* Short task: In the data that follows, count the lines in which the word "MassB" occurs, and report that figure alone.

<<<<

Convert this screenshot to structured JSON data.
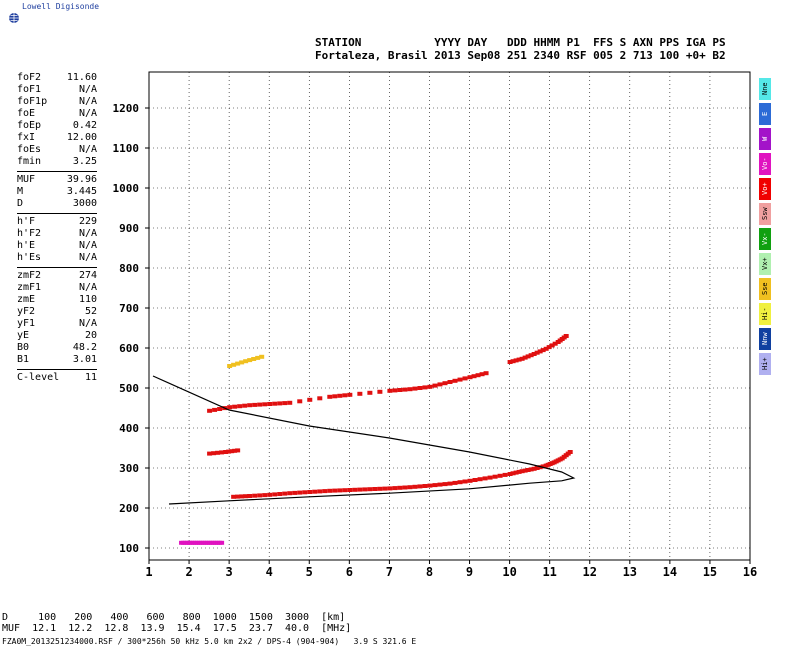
{
  "logo": {
    "text": "Lowell Digisonde",
    "icon": "globe-icon"
  },
  "header": {
    "labels": "STATION           YYYY DAY   DDD HHMM P1  FFS S AXN PPS IGA PS",
    "values": "Fortaleza, Brasil 2013 Sep08 251 2340 RSF 005 2 713 100 +0+ B2"
  },
  "params": [
    [
      {
        "name": "foF2",
        "value": "11.60"
      },
      {
        "name": "foF1",
        "value": "N/A"
      },
      {
        "name": "foF1p",
        "value": "N/A"
      },
      {
        "name": "foE",
        "value": "N/A"
      },
      {
        "name": "foEp",
        "value": "0.42"
      },
      {
        "name": "fxI",
        "value": "12.00"
      },
      {
        "name": "foEs",
        "value": "N/A"
      },
      {
        "name": "fmin",
        "value": "3.25"
      }
    ],
    [
      {
        "name": "MUF",
        "value": "39.96"
      },
      {
        "name": "M",
        "value": "3.445"
      },
      {
        "name": "D",
        "value": "3000"
      }
    ],
    [
      {
        "name": "h'F",
        "value": "229"
      },
      {
        "name": "h'F2",
        "value": "N/A"
      },
      {
        "name": "h'E",
        "value": "N/A"
      },
      {
        "name": "h'Es",
        "value": "N/A"
      }
    ],
    [
      {
        "name": "zmF2",
        "value": "274"
      },
      {
        "name": "zmF1",
        "value": "N/A"
      },
      {
        "name": "zmE",
        "value": "110"
      },
      {
        "name": "yF2",
        "value": "52"
      },
      {
        "name": "yF1",
        "value": "N/A"
      },
      {
        "name": "yE",
        "value": "20"
      },
      {
        "name": "B0",
        "value": "48.2"
      },
      {
        "name": "B1",
        "value": "3.01"
      }
    ],
    [
      {
        "name": "C-level",
        "value": "11"
      }
    ]
  ],
  "legend": [
    {
      "label": "Nne",
      "color": "#55e8e8"
    },
    {
      "label": "E",
      "color": "#2c6bd6"
    },
    {
      "label": "W",
      "color": "#a313c9"
    },
    {
      "label": "Vo-",
      "color": "#e013c0"
    },
    {
      "label": "Vo+",
      "color": "#f00000"
    },
    {
      "label": "Ssw",
      "color": "#f0a0a0"
    },
    {
      "label": "Vx-",
      "color": "#10a010"
    },
    {
      "label": "Vx+",
      "color": "#b0f0b0"
    },
    {
      "label": "Sse",
      "color": "#f0c020"
    },
    {
      "label": "Hi-",
      "color": "#f0f040"
    },
    {
      "label": "Nnw",
      "color": "#1040a0"
    },
    {
      "label": "Hi+",
      "color": "#b0b0f0"
    }
  ],
  "footer": {
    "d_row": "D     100   200   400   600   800  1000  1500  3000  [km]",
    "muf_row": "MUF  12.1  12.2  12.8  13.9  15.4  17.5  23.7  40.0  [MHz]",
    "file_row": "FZA0M_2013251234000.RSF / 300*256h 50 kHz 5.0 km 2x2 / DPS-4 (904-904)   3.9 S 321.6 E"
  },
  "chart_data": {
    "type": "scatter",
    "title": "",
    "xlabel": "",
    "ylabel": "",
    "xlim": [
      1,
      16
    ],
    "ylim": [
      70,
      1290
    ],
    "x_ticks": [
      1,
      2,
      3,
      4,
      5,
      6,
      7,
      8,
      9,
      10,
      11,
      12,
      13,
      14,
      15,
      16
    ],
    "y_ticks": [
      100,
      200,
      300,
      400,
      500,
      600,
      700,
      800,
      900,
      1000,
      1100,
      1200
    ],
    "grid": true,
    "series": [
      {
        "name": "F2 O-mode trace",
        "color": "#e01010",
        "x": [
          3.1,
          3.5,
          4.0,
          4.5,
          5.0,
          5.5,
          6.0,
          6.5,
          7.0,
          7.5,
          8.0,
          8.5,
          9.0,
          9.5,
          10.0,
          10.3,
          10.6,
          10.9,
          11.1,
          11.3,
          11.5
        ],
        "y": [
          228,
          230,
          233,
          237,
          240,
          243,
          245,
          247,
          249,
          252,
          256,
          261,
          268,
          276,
          285,
          292,
          298,
          306,
          314,
          324,
          340
        ]
      },
      {
        "name": "second hop",
        "color": "#e01010",
        "x": [
          2.5,
          3.0,
          3.5,
          4.0,
          4.5,
          5.5,
          6.0,
          7.0,
          7.5,
          8.0,
          8.5,
          9.0,
          9.4
        ],
        "y": [
          443,
          452,
          457,
          460,
          463,
          478,
          483,
          493,
          497,
          503,
          515,
          527,
          537
        ]
      },
      {
        "name": "third hop",
        "color": "#e01010",
        "x": [
          10.0,
          10.3,
          10.6,
          10.9,
          11.2,
          11.4
        ],
        "y": [
          565,
          573,
          585,
          598,
          615,
          630
        ]
      },
      {
        "name": "low trace",
        "color": "#e01010",
        "x": [
          2.5,
          2.9,
          3.2
        ],
        "y": [
          336,
          340,
          344
        ]
      },
      {
        "name": "upper echoes",
        "color": "#f0c020",
        "x": [
          3.0,
          3.4,
          3.8
        ],
        "y": [
          555,
          567,
          578
        ]
      },
      {
        "name": "sporadic E",
        "color": "#e013c0",
        "x": [
          1.8,
          2.0,
          2.2,
          2.4,
          2.6,
          2.8
        ],
        "y": [
          113,
          113,
          113,
          113,
          113,
          113
        ]
      }
    ],
    "profile": {
      "name": "electron density profile",
      "color": "#000000",
      "x": [
        1.5,
        3.0,
        5.0,
        7.0,
        9.0,
        10.5,
        11.3,
        11.6,
        11.3,
        10.5,
        9.0,
        7.0,
        5.0,
        3.0,
        1.1
      ],
      "y": [
        210,
        218,
        228,
        237,
        248,
        262,
        268,
        275,
        290,
        310,
        340,
        375,
        405,
        445,
        530
      ]
    }
  }
}
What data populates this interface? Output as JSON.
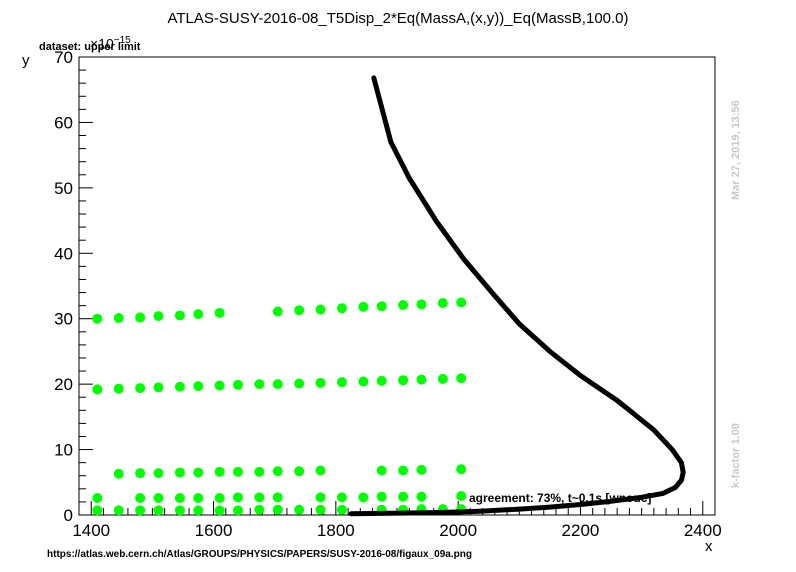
{
  "title": "ATLAS-SUSY-2016-08_T5Disp_2*Eq(MassA,(x,y))_Eq(MassB,100.0)",
  "dataset_label": "dataset: upper limit",
  "exponent_label": {
    "base": "×10",
    "power": "−15"
  },
  "agreement_text": "agreement: 73%, t~0.1s [wnouc]",
  "footer_url": "https://atlas.web.cern.ch/Atlas/GROUPS/PHYSICS/PAPERS/SUSY-2016-08/figaux_09a.png",
  "side_date": "Mar 27, 2019, 13:56",
  "side_kfactor": "k-factor 1.00",
  "colors": {
    "points": "#00ff00",
    "curve": "#000000",
    "side_text": "#c8c8c8"
  },
  "chart_data": {
    "type": "scatter",
    "title": "ATLAS-SUSY-2016-08_T5Disp_2*Eq(MassA,(x,y))_Eq(MassB,100.0)",
    "xlabel": "x",
    "ylabel": "y",
    "xlim": [
      1380,
      2420
    ],
    "ylim": [
      0,
      70
    ],
    "xticks": [
      1400,
      1600,
      1800,
      2000,
      2200,
      2400
    ],
    "yticks": [
      0,
      10,
      20,
      30,
      40,
      50,
      60,
      70
    ],
    "grid": false,
    "series": [
      {
        "kind": "points",
        "marker": "circle",
        "x": [
          1410,
          1445,
          1480,
          1510,
          1545,
          1575,
          1610,
          1705,
          1740,
          1775,
          1810,
          1845,
          1875,
          1910,
          1940,
          1975,
          2005,
          1410,
          1445,
          1480,
          1510,
          1545,
          1575,
          1610,
          1640,
          1675,
          1705,
          1740,
          1775,
          1810,
          1845,
          1875,
          1910,
          1940,
          1975,
          2005,
          1445,
          1480,
          1510,
          1545,
          1575,
          1610,
          1640,
          1675,
          1705,
          1740,
          1775,
          1875,
          1910,
          1940,
          2005,
          1410,
          1480,
          1510,
          1545,
          1575,
          1610,
          1640,
          1675,
          1705,
          1775,
          1810,
          1845,
          1875,
          1910,
          1940,
          2005,
          1410,
          1445,
          1480,
          1510,
          1545,
          1575,
          1610,
          1640,
          1675,
          1705,
          1740,
          1775,
          1810,
          1875,
          1910,
          1940,
          1975,
          2005
        ],
        "y": [
          30.0,
          30.1,
          30.2,
          30.4,
          30.5,
          30.7,
          30.9,
          31.1,
          31.3,
          31.4,
          31.6,
          31.8,
          31.9,
          32.1,
          32.2,
          32.4,
          32.5,
          19.2,
          19.3,
          19.4,
          19.5,
          19.6,
          19.7,
          19.8,
          19.9,
          20.0,
          20.0,
          20.1,
          20.2,
          20.3,
          20.4,
          20.5,
          20.6,
          20.7,
          20.8,
          20.9,
          6.3,
          6.4,
          6.4,
          6.5,
          6.5,
          6.6,
          6.6,
          6.6,
          6.7,
          6.7,
          6.8,
          6.8,
          6.8,
          6.9,
          7.0,
          2.6,
          2.6,
          2.6,
          2.6,
          2.6,
          2.6,
          2.7,
          2.7,
          2.7,
          2.7,
          2.7,
          2.7,
          2.8,
          2.8,
          2.8,
          2.9,
          0.7,
          0.7,
          0.7,
          0.7,
          0.7,
          0.7,
          0.7,
          0.7,
          0.8,
          0.8,
          0.8,
          0.8,
          0.8,
          0.8,
          0.8,
          0.9,
          0.9,
          0.9
        ]
      },
      {
        "kind": "line",
        "x": [
          1825,
          1870,
          1920,
          1980,
          2040,
          2100,
          2150,
          2200,
          2250,
          2300,
          2335,
          2355,
          2365,
          2368,
          2365,
          2350,
          2320,
          2260,
          2200,
          2150,
          2100,
          2060,
          2010,
          1965,
          1920,
          1890,
          1862
        ],
        "y": [
          0.2,
          0.25,
          0.3,
          0.4,
          0.6,
          0.9,
          1.2,
          1.6,
          2.1,
          2.7,
          3.3,
          4.2,
          5.3,
          6.5,
          8.0,
          10.0,
          13.0,
          17.5,
          21.3,
          25.0,
          29.2,
          33.5,
          39.0,
          44.8,
          51.5,
          57.0,
          66.8
        ]
      }
    ]
  }
}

>>>>

* Response to the task: 2